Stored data
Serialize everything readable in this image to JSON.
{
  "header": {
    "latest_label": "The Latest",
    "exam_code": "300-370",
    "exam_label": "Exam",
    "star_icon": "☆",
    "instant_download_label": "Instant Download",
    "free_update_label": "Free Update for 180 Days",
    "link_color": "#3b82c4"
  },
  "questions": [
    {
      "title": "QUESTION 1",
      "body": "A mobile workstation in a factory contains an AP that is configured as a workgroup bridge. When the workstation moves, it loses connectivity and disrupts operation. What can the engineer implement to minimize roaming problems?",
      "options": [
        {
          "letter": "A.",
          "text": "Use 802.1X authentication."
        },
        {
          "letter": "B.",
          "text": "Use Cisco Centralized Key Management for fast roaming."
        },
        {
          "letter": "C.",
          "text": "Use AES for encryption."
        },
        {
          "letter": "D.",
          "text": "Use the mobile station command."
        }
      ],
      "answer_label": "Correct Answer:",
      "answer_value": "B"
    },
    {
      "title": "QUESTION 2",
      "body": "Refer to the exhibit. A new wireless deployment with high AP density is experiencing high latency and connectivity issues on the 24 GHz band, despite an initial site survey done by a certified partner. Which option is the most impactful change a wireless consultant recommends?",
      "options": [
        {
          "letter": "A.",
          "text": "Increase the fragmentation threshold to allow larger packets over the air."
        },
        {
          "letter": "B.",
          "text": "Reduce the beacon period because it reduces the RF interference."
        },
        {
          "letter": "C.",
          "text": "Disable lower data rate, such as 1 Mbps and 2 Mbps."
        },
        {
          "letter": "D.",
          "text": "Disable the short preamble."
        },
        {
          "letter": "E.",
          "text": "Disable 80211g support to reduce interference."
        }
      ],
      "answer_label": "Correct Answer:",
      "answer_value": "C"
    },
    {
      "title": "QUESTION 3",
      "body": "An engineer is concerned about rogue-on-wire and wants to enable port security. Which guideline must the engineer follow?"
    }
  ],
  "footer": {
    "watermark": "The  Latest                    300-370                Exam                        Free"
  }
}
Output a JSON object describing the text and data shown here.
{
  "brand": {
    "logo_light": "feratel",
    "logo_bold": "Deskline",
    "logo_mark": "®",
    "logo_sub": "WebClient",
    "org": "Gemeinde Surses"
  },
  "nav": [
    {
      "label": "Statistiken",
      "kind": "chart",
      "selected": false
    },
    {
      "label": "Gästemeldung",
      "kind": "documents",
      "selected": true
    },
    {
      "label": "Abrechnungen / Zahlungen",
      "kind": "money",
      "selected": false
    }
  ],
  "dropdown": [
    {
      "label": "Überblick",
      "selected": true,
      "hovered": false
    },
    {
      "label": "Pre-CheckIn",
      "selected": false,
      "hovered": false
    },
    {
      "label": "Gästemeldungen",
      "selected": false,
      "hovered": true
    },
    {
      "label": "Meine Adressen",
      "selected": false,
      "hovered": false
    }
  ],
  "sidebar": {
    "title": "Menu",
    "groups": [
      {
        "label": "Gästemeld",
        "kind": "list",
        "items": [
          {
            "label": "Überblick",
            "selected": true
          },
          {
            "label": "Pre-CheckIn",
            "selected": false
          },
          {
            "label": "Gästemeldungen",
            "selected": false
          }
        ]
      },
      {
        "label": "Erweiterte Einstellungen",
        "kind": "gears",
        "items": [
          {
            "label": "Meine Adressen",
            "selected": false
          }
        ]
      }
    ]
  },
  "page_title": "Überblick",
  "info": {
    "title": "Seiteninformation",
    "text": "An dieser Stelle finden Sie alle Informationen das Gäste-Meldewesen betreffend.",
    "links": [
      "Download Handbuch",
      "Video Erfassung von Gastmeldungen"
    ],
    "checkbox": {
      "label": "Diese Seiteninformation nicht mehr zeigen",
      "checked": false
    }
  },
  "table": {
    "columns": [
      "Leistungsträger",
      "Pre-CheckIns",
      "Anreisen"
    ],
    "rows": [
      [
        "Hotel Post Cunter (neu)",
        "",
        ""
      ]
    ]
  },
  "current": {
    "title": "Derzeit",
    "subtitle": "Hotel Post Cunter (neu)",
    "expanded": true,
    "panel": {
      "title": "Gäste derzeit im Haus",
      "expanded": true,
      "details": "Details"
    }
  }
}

> _SHORT TASK_: Every record should be repeated exactly; please leave none out.

> _TASK ANSWER_:
Serialize everything readable in this image to JSON.
{
  "header": {
    "latest_label": "The Latest",
    "exam_code": "300-370",
    "exam_label": "Exam",
    "star_icon": "☆",
    "instant_download_label": "Instant Download",
    "free_update_label": "Free Update for 180 Days",
    "link_color": "#3b82c4"
  },
  "questions": [
    {
      "title": "QUESTION 1",
      "body": "A mobile workstation in a factory contains an AP that is configured as a workgroup bridge. When the workstation moves, it loses connectivity and disrupts operation. What can the engineer implement to minimize roaming problems?",
      "options": [
        {
          "letter": "A.",
          "text": "Use 802.1X authentication."
        },
        {
          "letter": "B.",
          "text": "Use Cisco Centralized Key Management for fast roaming."
        },
        {
          "letter": "C.",
          "text": "Use AES for encryption."
        },
        {
          "letter": "D.",
          "text": "Use the mobile station command."
        }
      ],
      "answer_label": "Correct Answer:",
      "answer_value": "B"
    },
    {
      "title": "QUESTION 2",
      "body": "Refer to the exhibit. A new wireless deployment with high AP density is experiencing high latency and connectivity issues on the 24 GHz band, despite an initial site survey done by a certified partner. Which option is the most impactful change a wireless consultant recommends?",
      "options": [
        {
          "letter": "A.",
          "text": "Increase the fragmentation threshold to allow larger packets over the air."
        },
        {
          "letter": "B.",
          "text": "Reduce the beacon period because it reduces the RF interference."
        },
        {
          "letter": "C.",
          "text": "Disable lower data rate, such as 1 Mbps and 2 Mbps."
        },
        {
          "letter": "D.",
          "text": "Disable the short preamble."
        },
        {
          "letter": "E.",
          "text": "Disable 80211g support to reduce interference."
        }
      ],
      "answer_label": "Correct Answer:",
      "answer_value": "C"
    },
    {
      "title": "QUESTION 3",
      "body": "An engineer is concerned about rogue-on-wire and wants to enable port security. Which guideline must the engineer follow?"
    }
  ],
  "footer": {
    "watermark": "The  Latest                    300-370                Exam                        Free"
  }
}
Output a JSON object describing the text and data shown here.
{
  "brand": {
    "logo_light": "feratel",
    "logo_bold": "Deskline",
    "logo_mark": "®",
    "logo_sub": "WebClient",
    "org": "Gemeinde Surses"
  },
  "nav": [
    {
      "label": "Statistiken",
      "kind": "chart",
      "selected": false
    },
    {
      "label": "Gästemeldung",
      "kind": "documents",
      "selected": true
    },
    {
      "label": "Abrechnungen / Zahlungen",
      "kind": "money",
      "selected": false
    }
  ],
  "dropdown": [
    {
      "label": "Überblick",
      "selected": true,
      "hovered": false
    },
    {
      "label": "Pre-CheckIn",
      "selected": false,
      "hovered": false
    },
    {
      "label": "Gästemeldungen",
      "selected": false,
      "hovered": true
    },
    {
      "label": "Meine Adressen",
      "selected": false,
      "hovered": false
    }
  ],
  "sidebar": {
    "title": "Menu",
    "groups": [
      {
        "label": "Gästemeld",
        "kind": "list",
        "items": [
          {
            "label": "Überblick",
            "selected": true
          },
          {
            "label": "Pre-CheckIn",
            "selected": false
          },
          {
            "label": "Gästemeldungen",
            "selected": false
          }
        ]
      },
      {
        "label": "Erweiterte Einstellungen",
        "kind": "gears",
        "items": [
          {
            "label": "Meine Adressen",
            "selected": false
          }
        ]
      }
    ]
  },
  "page_title": "Überblick",
  "info": {
    "title": "Seiteninformation",
    "text": "An dieser Stelle finden Sie alle Informationen das Gäste-Meldewesen betreffend.",
    "links": [
      "Download Handbuch",
      "Video Erfassung von Gastmeldungen"
    ],
    "checkbox": {
      "label": "Diese Seiteninformation nicht mehr zeigen",
      "checked": false
    }
  },
  "table": {
    "columns": [
      "Leistungsträger",
      "Pre-CheckIns",
      "Anreisen"
    ],
    "rows": [
      [
        "Hotel Post Cunter (neu)",
        "",
        ""
      ]
    ]
  },
  "current": {
    "title": "Derzeit",
    "subtitle": "Hotel Post Cunter (neu)",
    "expanded": true,
    "panel": {
      "title": "Gäste derzeit im Haus",
      "expanded": true,
      "details": "Details"
    }
  }
}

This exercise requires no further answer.